* **DIRECTIVE**:
Turn each line of the data below into an item in a numbered list, skipping blank lines and leaving out the pictures.

==============================

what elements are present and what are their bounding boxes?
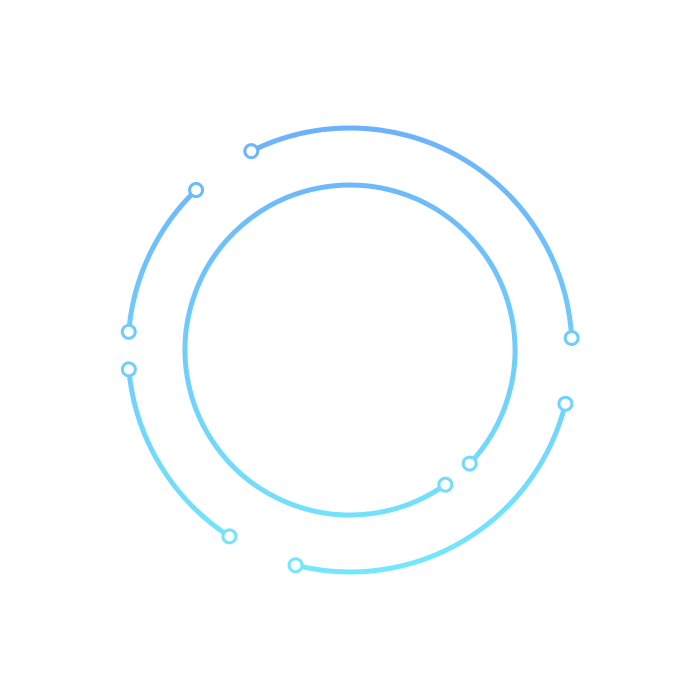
arc-endpoint-node <box>437 476 454 493</box>
arcs-group <box>126 125 575 575</box>
inner-ring-arc <box>182 182 518 518</box>
arc-endpoint-node <box>243 143 260 160</box>
outer-arc-top-right <box>250 125 575 339</box>
outer-arc-bottom-left <box>126 369 231 539</box>
nodes-group <box>120 143 580 574</box>
arc-endpoint-node <box>557 395 574 412</box>
outer-arc-bottom-right <box>294 403 568 575</box>
arc-endpoint-node <box>563 329 580 346</box>
arc-endpoint-node <box>188 182 205 199</box>
arc-endpoint-node <box>461 455 478 472</box>
arc-endpoint-node <box>287 557 304 574</box>
outer-arc-top-left <box>126 188 198 333</box>
arc-endpoint-node <box>120 361 137 378</box>
arc-endpoint-node <box>120 323 137 340</box>
arc-endpoint-node <box>221 528 238 545</box>
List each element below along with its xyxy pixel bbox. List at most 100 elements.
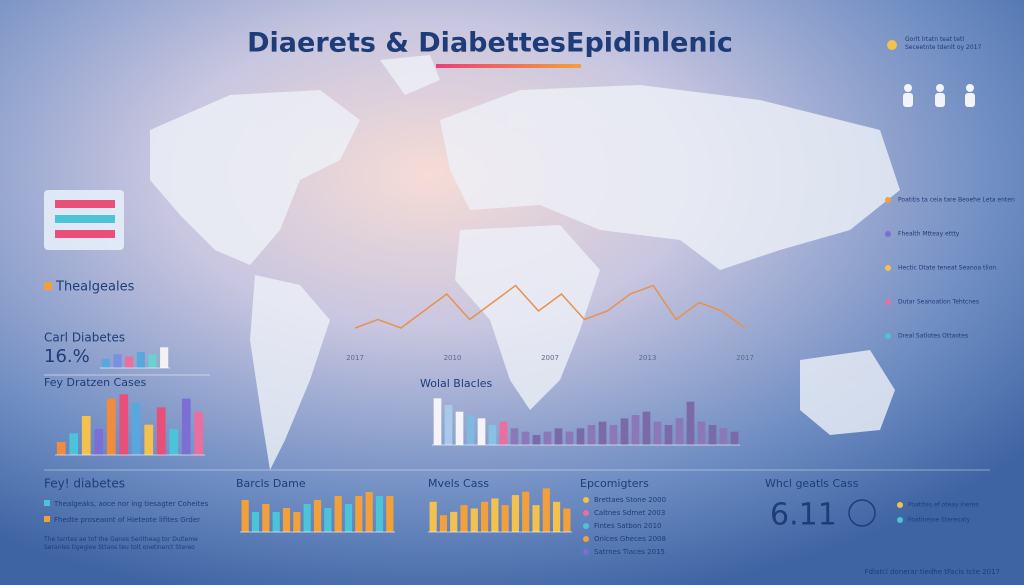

==============================

* **RESULT**:
1. what elements are present and what are their bounding boxes?
2. arc-endpoint-node <box>437 476 454 493</box>
3. arcs-group <box>126 125 575 575</box>
4. inner-ring-arc <box>182 182 518 518</box>
5. arc-endpoint-node <box>243 143 260 160</box>
6. outer-arc-top-right <box>250 125 575 339</box>
7. outer-arc-bottom-left <box>126 369 231 539</box>
8. nodes-group <box>120 143 580 574</box>
9. arc-endpoint-node <box>557 395 574 412</box>
10. outer-arc-bottom-right <box>294 403 568 575</box>
11. arc-endpoint-node <box>563 329 580 346</box>
12. arc-endpoint-node <box>188 182 205 199</box>
13. arc-endpoint-node <box>461 455 478 472</box>
14. arc-endpoint-node <box>287 557 304 574</box>
15. outer-arc-top-left <box>126 188 198 333</box>
16. arc-endpoint-node <box>120 361 137 378</box>
17. arc-endpoint-node <box>120 323 137 340</box>
18. arc-endpoint-node <box>221 528 238 545</box>
19. List each element below along with its xyxy pixel bbox. List at most 100 elements.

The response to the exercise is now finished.